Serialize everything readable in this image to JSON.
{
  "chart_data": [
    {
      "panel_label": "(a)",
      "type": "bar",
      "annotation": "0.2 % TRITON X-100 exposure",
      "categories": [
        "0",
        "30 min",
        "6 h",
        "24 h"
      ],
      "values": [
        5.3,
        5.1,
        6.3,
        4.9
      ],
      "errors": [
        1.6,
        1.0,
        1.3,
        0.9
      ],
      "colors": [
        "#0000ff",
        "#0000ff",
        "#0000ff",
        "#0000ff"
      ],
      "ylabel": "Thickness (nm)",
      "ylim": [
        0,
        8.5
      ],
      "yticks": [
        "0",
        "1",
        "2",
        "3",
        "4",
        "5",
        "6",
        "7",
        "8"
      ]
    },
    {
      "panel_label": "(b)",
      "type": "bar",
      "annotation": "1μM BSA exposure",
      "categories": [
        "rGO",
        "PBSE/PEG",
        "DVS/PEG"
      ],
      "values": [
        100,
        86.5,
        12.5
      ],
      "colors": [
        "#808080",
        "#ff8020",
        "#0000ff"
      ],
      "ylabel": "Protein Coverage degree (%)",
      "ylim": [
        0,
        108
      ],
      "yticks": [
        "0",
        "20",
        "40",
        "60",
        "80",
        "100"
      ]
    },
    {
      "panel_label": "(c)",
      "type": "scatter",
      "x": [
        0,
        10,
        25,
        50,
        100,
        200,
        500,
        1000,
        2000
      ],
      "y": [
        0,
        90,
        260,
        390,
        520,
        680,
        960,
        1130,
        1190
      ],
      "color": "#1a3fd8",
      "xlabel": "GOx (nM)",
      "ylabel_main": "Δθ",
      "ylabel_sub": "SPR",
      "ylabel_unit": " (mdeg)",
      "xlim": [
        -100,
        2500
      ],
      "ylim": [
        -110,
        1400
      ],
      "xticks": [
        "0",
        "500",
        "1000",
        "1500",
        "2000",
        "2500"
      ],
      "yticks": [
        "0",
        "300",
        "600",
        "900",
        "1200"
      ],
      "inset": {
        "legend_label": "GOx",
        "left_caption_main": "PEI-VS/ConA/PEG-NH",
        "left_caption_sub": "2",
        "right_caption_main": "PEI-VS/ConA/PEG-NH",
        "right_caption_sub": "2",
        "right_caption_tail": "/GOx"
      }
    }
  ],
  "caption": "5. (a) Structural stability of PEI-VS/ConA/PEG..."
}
----
Without leaving anything out, output all of the material exactly.

EXERCISE RESULT:
Serialize everything readable in this image to JSON.
{
  "chart_data": [
    {
      "panel_label": "(a)",
      "type": "bar",
      "annotation": "0.2 % TRITON X-100 exposure",
      "categories": [
        "0",
        "30 min",
        "6 h",
        "24 h"
      ],
      "values": [
        5.3,
        5.1,
        6.3,
        4.9
      ],
      "errors": [
        1.6,
        1.0,
        1.3,
        0.9
      ],
      "colors": [
        "#0000ff",
        "#0000ff",
        "#0000ff",
        "#0000ff"
      ],
      "ylabel": "Thickness (nm)",
      "ylim": [
        0,
        8.5
      ],
      "yticks": [
        "0",
        "1",
        "2",
        "3",
        "4",
        "5",
        "6",
        "7",
        "8"
      ]
    },
    {
      "panel_label": "(b)",
      "type": "bar",
      "annotation": "1μM BSA exposure",
      "categories": [
        "rGO",
        "PBSE/PEG",
        "DVS/PEG"
      ],
      "values": [
        100,
        86.5,
        12.5
      ],
      "colors": [
        "#808080",
        "#ff8020",
        "#0000ff"
      ],
      "ylabel": "Protein Coverage degree (%)",
      "ylim": [
        0,
        108
      ],
      "yticks": [
        "0",
        "20",
        "40",
        "60",
        "80",
        "100"
      ]
    },
    {
      "panel_label": "(c)",
      "type": "scatter",
      "x": [
        0,
        10,
        25,
        50,
        100,
        200,
        500,
        1000,
        2000
      ],
      "y": [
        0,
        90,
        260,
        390,
        520,
        680,
        960,
        1130,
        1190
      ],
      "color": "#1a3fd8",
      "xlabel": "GOx (nM)",
      "ylabel_main": "Δθ",
      "ylabel_sub": "SPR",
      "ylabel_unit": " (mdeg)",
      "xlim": [
        -100,
        2500
      ],
      "ylim": [
        -110,
        1400
      ],
      "xticks": [
        "0",
        "500",
        "1000",
        "1500",
        "2000",
        "2500"
      ],
      "yticks": [
        "0",
        "300",
        "600",
        "900",
        "1200"
      ],
      "inset": {
        "legend_label": "GOx",
        "left_caption_main": "PEI-VS/ConA/PEG-NH",
        "left_caption_sub": "2",
        "right_caption_main": "PEI-VS/ConA/PEG-NH",
        "right_caption_sub": "2",
        "right_caption_tail": "/GOx"
      }
    }
  ],
  "caption": "5. (a) Structural stability of PEI-VS/ConA/PEG..."
}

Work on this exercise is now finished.